PROVIDED RECORDS Start Marker

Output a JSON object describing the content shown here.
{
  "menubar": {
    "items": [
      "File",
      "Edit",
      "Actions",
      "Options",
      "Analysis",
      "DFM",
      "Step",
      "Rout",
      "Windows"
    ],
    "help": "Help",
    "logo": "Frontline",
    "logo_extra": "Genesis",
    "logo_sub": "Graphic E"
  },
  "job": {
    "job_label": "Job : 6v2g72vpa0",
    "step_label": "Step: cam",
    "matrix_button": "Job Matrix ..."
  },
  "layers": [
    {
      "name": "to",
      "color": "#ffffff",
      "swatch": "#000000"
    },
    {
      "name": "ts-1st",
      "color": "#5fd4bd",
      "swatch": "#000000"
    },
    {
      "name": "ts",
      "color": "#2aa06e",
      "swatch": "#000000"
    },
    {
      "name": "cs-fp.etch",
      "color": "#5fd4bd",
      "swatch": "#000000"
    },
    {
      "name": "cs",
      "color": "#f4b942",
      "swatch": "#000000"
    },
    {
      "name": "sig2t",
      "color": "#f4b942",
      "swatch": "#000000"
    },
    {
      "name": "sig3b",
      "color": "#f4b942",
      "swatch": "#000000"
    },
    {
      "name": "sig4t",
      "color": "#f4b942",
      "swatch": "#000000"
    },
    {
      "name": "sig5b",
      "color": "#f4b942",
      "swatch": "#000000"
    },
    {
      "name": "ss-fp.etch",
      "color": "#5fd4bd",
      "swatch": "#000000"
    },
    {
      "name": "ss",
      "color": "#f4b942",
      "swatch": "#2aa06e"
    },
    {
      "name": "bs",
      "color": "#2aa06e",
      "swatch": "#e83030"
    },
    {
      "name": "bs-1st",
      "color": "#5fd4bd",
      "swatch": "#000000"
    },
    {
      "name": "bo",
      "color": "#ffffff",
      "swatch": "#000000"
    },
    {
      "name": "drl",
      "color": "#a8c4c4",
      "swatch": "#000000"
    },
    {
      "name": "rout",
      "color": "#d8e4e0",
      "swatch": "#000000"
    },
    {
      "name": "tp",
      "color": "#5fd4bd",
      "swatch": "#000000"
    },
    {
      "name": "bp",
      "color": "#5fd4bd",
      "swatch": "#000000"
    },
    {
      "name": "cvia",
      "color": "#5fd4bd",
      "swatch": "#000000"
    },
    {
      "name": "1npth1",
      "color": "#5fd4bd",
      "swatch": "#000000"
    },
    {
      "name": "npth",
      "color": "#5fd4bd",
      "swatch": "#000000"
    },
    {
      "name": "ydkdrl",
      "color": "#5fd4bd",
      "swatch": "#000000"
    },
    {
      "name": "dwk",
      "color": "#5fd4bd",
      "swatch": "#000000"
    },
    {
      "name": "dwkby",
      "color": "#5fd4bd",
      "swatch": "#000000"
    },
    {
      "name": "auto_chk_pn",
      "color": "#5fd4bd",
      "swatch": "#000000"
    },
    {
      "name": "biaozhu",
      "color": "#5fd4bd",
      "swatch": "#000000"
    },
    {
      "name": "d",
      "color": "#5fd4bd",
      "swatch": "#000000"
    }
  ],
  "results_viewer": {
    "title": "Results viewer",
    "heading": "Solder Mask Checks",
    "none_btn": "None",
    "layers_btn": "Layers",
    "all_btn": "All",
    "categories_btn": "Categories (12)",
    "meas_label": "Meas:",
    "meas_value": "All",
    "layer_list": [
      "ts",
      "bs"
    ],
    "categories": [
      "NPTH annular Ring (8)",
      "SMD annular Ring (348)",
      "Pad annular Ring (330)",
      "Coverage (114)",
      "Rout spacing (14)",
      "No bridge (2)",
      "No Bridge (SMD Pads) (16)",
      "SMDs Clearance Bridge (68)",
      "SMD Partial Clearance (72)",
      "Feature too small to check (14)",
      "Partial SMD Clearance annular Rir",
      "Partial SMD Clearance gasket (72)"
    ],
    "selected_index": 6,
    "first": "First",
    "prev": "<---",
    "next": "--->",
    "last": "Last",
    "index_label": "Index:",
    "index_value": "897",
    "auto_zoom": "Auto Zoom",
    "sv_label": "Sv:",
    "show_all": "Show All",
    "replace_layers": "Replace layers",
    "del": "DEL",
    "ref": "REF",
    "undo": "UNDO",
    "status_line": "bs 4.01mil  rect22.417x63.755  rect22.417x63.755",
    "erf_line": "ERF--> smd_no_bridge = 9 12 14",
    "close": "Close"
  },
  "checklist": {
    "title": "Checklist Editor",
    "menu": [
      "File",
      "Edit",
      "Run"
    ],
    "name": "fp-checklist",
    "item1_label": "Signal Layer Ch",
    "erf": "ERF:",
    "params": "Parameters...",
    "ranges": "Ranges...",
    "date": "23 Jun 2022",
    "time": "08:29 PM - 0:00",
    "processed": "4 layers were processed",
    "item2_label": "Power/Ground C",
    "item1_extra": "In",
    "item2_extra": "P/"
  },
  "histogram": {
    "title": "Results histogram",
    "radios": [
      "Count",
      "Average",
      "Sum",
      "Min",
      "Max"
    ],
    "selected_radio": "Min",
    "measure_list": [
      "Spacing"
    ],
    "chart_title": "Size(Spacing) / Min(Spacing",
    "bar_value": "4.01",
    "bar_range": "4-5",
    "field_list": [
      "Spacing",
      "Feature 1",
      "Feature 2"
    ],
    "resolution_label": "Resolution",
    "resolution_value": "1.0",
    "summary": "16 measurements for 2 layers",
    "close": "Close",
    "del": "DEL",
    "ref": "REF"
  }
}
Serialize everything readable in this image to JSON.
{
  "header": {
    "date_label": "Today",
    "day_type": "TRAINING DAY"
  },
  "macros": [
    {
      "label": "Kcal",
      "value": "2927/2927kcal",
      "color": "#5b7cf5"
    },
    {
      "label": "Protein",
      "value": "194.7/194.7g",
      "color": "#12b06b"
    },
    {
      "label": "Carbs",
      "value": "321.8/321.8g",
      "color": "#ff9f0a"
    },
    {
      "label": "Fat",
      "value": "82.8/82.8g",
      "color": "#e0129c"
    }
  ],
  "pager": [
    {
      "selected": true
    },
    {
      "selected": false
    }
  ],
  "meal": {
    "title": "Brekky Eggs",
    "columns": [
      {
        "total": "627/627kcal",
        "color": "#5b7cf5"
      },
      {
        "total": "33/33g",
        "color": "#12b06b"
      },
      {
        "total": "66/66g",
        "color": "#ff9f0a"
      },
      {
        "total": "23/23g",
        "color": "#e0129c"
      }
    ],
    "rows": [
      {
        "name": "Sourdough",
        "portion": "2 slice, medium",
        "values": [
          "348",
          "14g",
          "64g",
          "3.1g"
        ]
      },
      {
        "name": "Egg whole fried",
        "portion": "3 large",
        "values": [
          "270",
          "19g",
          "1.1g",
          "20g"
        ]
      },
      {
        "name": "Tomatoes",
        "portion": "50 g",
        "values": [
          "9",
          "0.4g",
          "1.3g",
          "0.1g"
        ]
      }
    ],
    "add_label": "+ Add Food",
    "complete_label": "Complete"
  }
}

PROVIDED RECORDS End Marker

THE PROBLEM »
Please copy every line in the entries where "Ring" appears.

EXERCISE SOLUTION »
      "NPTH annular Ring (8)",
      "SMD annular Ring (348)",
      "Pad annular Ring (330)",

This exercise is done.